◆ **Work to do**
Tell how many lines in the data below hold the string "name"; give nothing but the number.

Extracts from a graphics dataset:
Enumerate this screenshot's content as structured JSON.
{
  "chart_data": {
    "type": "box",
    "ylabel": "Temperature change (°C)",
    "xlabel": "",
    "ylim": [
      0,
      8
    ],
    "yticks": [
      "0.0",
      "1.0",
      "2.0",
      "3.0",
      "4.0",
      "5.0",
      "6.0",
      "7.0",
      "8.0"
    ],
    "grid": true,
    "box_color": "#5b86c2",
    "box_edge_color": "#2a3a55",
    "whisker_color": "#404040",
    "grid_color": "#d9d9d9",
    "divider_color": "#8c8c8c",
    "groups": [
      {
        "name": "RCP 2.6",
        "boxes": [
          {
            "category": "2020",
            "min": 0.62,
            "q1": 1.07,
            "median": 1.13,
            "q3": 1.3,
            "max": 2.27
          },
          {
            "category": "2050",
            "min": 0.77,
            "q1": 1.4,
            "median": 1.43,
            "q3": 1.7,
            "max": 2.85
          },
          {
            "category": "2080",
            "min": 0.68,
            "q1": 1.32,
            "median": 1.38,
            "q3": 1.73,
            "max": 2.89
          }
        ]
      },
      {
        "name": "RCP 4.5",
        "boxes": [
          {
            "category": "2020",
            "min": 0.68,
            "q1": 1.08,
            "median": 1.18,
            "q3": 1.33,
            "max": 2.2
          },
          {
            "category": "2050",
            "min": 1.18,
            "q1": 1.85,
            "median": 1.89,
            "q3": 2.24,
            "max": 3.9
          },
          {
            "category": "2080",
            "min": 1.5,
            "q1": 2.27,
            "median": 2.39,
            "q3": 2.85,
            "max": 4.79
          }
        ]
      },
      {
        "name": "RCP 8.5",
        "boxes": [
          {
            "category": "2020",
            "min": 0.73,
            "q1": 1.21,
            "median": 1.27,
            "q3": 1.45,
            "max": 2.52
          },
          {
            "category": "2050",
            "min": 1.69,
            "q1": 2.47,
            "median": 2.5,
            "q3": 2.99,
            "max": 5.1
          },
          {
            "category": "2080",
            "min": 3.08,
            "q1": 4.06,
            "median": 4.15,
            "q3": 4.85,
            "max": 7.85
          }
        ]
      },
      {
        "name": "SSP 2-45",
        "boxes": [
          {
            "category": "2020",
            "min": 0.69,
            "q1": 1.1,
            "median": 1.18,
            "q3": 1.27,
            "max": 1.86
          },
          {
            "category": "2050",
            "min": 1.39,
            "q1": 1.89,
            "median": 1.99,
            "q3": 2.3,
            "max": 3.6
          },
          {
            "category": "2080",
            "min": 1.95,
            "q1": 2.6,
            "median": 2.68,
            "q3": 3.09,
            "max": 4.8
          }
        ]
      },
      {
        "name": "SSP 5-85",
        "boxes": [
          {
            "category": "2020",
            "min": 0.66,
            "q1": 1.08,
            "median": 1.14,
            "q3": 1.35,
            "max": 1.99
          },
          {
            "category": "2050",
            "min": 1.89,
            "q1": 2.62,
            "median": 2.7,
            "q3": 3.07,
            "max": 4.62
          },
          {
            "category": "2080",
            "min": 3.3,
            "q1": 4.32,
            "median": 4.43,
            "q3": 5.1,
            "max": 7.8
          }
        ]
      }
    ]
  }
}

◆ **Task answer**
5